Return the lines below that carry the word "involves".

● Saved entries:
──────

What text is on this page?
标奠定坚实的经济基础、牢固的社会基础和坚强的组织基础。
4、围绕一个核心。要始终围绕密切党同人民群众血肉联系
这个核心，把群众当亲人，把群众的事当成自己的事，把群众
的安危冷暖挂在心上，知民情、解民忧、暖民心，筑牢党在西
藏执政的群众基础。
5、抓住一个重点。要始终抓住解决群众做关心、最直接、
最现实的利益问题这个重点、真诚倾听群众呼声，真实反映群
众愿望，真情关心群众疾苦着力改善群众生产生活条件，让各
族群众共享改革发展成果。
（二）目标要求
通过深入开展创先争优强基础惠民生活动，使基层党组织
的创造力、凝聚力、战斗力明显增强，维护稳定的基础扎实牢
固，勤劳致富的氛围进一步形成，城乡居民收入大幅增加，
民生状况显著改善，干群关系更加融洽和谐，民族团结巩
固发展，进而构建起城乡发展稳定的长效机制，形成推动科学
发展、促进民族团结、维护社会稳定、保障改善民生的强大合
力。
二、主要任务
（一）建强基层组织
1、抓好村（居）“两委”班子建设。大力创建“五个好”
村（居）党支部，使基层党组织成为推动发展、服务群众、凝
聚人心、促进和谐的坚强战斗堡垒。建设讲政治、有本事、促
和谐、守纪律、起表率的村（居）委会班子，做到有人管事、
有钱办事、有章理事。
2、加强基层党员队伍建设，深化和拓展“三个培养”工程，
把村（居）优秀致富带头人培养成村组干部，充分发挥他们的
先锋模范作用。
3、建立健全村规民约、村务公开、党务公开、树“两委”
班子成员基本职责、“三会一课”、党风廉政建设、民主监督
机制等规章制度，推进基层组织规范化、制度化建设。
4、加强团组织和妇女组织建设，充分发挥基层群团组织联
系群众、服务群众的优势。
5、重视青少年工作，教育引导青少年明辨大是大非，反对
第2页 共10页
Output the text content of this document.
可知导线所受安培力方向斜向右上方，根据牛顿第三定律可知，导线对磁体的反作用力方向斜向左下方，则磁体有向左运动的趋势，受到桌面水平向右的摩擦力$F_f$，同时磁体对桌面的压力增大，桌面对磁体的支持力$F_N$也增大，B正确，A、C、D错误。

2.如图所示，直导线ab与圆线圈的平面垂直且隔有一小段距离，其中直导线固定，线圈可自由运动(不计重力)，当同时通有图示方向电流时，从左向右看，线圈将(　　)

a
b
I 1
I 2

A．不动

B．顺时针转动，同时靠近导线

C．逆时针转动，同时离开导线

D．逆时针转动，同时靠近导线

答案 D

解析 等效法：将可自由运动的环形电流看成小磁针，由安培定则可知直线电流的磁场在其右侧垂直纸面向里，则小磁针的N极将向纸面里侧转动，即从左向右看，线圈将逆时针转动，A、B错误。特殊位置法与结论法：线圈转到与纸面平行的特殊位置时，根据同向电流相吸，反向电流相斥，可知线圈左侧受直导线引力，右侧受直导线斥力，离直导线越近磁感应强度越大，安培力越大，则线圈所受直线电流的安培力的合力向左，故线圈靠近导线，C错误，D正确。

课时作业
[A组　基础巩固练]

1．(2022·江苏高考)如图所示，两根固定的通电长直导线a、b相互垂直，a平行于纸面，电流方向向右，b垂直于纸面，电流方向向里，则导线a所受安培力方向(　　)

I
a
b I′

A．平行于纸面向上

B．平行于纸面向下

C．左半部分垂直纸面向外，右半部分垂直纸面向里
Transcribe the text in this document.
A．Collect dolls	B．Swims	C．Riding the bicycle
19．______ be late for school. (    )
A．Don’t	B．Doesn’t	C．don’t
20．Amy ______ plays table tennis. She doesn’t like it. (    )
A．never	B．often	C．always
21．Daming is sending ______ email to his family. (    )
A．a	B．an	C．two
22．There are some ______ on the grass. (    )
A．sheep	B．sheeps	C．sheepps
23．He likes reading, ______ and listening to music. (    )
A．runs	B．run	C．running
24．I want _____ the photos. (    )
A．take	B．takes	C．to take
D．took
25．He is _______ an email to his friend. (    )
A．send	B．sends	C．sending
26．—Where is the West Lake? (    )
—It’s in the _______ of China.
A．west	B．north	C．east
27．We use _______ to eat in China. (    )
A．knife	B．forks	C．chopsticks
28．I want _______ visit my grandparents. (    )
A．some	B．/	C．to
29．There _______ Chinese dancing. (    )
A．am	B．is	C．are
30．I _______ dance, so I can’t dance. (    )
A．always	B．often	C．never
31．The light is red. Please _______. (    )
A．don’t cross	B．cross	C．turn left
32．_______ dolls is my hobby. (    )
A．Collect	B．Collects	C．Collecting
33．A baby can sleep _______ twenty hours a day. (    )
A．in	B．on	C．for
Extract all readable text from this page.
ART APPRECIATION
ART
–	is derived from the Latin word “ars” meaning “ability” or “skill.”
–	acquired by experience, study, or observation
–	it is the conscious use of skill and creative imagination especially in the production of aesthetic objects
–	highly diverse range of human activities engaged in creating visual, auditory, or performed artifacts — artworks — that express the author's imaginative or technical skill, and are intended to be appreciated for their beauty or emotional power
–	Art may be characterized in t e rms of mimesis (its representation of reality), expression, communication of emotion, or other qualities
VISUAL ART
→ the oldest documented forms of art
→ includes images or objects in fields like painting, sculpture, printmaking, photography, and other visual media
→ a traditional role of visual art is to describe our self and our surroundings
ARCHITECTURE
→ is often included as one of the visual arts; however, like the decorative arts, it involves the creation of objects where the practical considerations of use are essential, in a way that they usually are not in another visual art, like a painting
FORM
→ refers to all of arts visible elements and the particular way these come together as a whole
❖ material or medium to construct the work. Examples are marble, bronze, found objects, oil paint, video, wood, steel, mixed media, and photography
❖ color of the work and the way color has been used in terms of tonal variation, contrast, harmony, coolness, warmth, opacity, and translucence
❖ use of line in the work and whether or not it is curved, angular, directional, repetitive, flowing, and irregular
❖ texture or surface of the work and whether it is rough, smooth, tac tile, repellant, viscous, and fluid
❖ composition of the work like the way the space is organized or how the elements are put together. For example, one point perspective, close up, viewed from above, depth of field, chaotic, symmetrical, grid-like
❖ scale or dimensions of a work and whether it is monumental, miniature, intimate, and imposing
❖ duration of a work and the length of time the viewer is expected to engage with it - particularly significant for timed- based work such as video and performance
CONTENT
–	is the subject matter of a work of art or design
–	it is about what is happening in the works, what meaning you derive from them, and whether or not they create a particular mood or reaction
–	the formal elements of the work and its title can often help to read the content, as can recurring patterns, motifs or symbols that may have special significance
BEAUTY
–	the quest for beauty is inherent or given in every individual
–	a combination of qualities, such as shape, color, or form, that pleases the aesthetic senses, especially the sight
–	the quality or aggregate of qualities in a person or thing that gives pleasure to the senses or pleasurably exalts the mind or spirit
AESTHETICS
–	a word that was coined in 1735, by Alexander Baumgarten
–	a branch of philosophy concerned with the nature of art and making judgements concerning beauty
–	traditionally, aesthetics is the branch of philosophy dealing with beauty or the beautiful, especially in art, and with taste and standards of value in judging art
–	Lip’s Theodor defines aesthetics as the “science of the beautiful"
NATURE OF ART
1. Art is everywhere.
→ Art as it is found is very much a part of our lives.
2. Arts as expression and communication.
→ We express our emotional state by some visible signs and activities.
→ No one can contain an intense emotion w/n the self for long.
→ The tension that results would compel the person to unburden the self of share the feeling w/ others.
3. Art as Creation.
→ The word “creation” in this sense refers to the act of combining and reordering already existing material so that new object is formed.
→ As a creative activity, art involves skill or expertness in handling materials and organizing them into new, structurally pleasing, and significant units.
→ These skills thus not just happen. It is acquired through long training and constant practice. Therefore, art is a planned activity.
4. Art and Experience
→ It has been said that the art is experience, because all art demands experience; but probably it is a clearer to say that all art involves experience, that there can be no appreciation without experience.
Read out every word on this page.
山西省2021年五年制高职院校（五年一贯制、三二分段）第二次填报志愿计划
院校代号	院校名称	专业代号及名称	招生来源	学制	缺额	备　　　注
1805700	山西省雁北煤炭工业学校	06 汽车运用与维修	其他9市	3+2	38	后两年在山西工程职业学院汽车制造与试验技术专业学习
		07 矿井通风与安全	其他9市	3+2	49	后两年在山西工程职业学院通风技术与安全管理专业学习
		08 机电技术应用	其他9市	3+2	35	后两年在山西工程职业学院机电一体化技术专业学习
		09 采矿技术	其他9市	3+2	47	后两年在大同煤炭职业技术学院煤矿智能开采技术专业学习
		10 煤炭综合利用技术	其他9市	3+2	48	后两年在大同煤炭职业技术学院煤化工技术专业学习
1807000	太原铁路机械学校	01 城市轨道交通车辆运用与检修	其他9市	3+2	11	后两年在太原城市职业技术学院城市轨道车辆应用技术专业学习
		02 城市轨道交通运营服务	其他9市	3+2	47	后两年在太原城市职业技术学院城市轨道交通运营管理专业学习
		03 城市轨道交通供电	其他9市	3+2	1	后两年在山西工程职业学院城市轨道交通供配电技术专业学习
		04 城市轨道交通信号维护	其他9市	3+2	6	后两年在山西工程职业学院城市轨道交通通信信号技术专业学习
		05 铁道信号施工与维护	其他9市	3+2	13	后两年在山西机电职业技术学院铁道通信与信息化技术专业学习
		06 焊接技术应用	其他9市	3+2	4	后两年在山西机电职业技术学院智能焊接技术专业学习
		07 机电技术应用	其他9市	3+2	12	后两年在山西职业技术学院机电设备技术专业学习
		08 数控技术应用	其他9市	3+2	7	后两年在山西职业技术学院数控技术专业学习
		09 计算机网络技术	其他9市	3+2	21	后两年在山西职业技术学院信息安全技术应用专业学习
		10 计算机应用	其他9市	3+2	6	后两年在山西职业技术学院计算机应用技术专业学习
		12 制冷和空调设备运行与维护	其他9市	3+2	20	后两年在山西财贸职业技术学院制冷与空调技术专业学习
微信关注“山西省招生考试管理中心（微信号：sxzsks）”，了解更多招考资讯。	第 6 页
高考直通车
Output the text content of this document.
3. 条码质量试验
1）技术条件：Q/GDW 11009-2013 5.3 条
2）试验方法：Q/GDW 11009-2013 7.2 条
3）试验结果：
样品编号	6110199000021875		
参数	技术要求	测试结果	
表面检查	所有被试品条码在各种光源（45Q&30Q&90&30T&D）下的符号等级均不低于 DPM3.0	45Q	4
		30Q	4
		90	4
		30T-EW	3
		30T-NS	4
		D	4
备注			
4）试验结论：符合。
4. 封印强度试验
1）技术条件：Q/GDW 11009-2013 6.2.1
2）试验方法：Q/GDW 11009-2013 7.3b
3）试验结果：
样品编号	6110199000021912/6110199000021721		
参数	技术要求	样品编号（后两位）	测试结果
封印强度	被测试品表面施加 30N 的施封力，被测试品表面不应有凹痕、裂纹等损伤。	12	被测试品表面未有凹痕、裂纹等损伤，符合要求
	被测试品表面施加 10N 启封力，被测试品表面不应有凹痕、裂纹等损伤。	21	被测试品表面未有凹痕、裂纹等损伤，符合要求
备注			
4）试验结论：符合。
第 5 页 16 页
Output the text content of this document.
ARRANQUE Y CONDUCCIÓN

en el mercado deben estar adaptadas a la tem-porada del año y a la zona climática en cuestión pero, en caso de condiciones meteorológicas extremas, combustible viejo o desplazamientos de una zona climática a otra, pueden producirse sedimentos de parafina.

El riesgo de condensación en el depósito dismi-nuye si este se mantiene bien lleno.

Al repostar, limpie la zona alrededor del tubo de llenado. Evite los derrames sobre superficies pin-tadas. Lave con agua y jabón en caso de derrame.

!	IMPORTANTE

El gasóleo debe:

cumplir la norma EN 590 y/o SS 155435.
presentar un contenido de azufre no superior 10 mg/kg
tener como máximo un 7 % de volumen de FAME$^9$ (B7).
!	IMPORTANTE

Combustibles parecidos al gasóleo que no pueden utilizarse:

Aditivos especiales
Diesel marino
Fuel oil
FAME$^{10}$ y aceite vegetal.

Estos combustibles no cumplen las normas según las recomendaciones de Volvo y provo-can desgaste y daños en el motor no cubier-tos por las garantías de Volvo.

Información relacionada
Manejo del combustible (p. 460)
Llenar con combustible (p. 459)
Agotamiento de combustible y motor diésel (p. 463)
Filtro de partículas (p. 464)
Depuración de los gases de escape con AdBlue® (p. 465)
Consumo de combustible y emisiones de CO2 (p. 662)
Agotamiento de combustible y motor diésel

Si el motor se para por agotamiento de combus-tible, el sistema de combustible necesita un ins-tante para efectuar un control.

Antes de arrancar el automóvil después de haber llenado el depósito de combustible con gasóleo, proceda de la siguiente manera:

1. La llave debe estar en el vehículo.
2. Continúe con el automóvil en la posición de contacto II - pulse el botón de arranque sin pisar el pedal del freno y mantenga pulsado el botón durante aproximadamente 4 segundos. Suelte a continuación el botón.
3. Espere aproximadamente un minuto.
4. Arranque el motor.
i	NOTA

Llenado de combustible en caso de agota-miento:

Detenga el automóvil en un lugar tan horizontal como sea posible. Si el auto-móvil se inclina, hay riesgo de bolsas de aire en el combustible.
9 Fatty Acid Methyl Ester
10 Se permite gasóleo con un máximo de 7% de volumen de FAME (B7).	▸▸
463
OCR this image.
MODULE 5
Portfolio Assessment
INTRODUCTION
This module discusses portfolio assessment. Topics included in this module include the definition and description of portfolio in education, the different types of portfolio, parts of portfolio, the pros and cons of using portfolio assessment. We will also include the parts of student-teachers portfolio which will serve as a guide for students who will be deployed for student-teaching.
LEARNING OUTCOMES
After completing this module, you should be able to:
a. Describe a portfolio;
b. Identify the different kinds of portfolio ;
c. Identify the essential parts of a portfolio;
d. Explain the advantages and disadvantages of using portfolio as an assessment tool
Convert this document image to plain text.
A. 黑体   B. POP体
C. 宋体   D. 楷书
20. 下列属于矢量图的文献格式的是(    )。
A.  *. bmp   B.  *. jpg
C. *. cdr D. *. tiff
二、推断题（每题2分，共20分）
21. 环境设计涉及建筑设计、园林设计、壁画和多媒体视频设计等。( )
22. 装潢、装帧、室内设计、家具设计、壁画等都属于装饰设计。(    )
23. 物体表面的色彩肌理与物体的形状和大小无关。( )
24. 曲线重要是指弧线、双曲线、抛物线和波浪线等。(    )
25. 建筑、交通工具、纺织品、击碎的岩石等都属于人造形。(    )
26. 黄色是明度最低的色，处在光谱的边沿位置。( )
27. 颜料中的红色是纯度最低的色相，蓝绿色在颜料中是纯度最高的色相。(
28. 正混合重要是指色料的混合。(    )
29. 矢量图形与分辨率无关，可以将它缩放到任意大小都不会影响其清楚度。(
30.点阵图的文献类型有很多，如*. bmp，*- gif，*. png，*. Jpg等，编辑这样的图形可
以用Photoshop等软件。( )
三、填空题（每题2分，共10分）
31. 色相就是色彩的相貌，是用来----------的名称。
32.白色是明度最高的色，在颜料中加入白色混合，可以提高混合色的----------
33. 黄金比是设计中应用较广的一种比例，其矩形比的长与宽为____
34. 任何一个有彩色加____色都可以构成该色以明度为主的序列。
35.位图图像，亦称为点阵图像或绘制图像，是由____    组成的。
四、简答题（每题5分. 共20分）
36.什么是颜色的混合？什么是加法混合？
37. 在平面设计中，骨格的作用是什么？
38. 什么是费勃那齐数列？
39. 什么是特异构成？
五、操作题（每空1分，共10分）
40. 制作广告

──────

● Completed exercise:
→ is often included as one of the visual arts; however, like the decorative arts, it involves the creation of objects where the practical considerations of use are essential, in a way that they usually are not in another visual art, like a painting
→ As a creative activity, art involves skill or expertness in handling materials and organizing them into new, structurally pleasing, and significant units.
→ It has been said that the art is experience, because all art demands experience; but probably it is a clearer to say that all art involves experience, that there can be no appreciation without experience.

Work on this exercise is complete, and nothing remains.